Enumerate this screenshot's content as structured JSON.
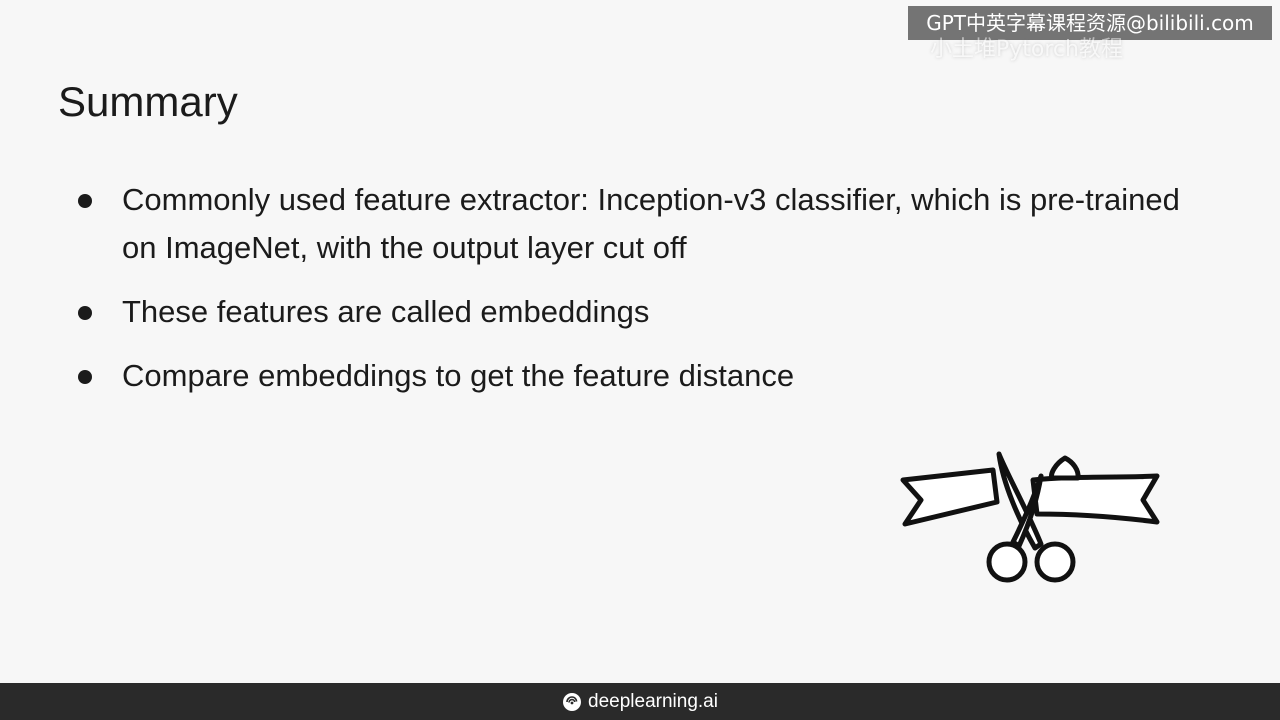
{
  "watermark": {
    "line1": "GPT中英字幕课程资源@bilibili.com",
    "line2": "小土堆Pytorch教程"
  },
  "slide": {
    "title": "Summary",
    "bullets": [
      {
        "text": "Commonly used feature extractor: Inception-v3 classifier, which is pre-trained on ImageNet, with the output layer cut off"
      },
      {
        "text": "These features are called embeddings"
      },
      {
        "text": "Compare embeddings to get the feature distance"
      }
    ],
    "illustration": "scissors-cutting-ribbon-icon"
  },
  "footer": {
    "brand": "deeplearning.ai",
    "logo_icon": "deeplearning-logo-icon"
  },
  "colors": {
    "background": "#f7f7f7",
    "text": "#1b1b1b",
    "footer": "#2a2a2a"
  }
}
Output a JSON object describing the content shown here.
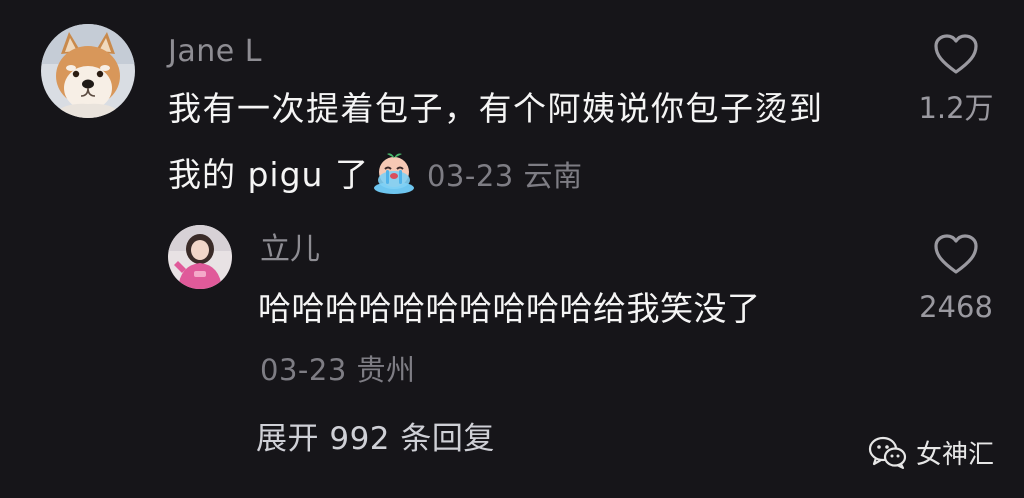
——————
▶ _Exercise prompt_:
Without including any picture, repeat the data exactly.

▶ _Written answer_:
Enumerate this screenshot's content as structured JSON.
{
  "watermark": {
    "line1": "GPT中英字幕课程资源@bilibili.com",
    "line2": "小土堆Pytorch教程"
  },
  "slide": {
    "title": "Summary",
    "bullets": [
      {
        "text": "Commonly used feature extractor: Inception-v3 classifier, which is pre-trained on ImageNet, with the output layer cut off"
      },
      {
        "text": "These features are called embeddings"
      },
      {
        "text": "Compare embeddings to get the feature distance"
      }
    ],
    "illustration": "scissors-cutting-ribbon-icon"
  },
  "footer": {
    "brand": "deeplearning.ai",
    "logo_icon": "deeplearning-logo-icon"
  },
  "colors": {
    "background": "#f7f7f7",
    "text": "#1b1b1b",
    "footer": "#2a2a2a"
  }
}
Output a JSON object describing the content shown here.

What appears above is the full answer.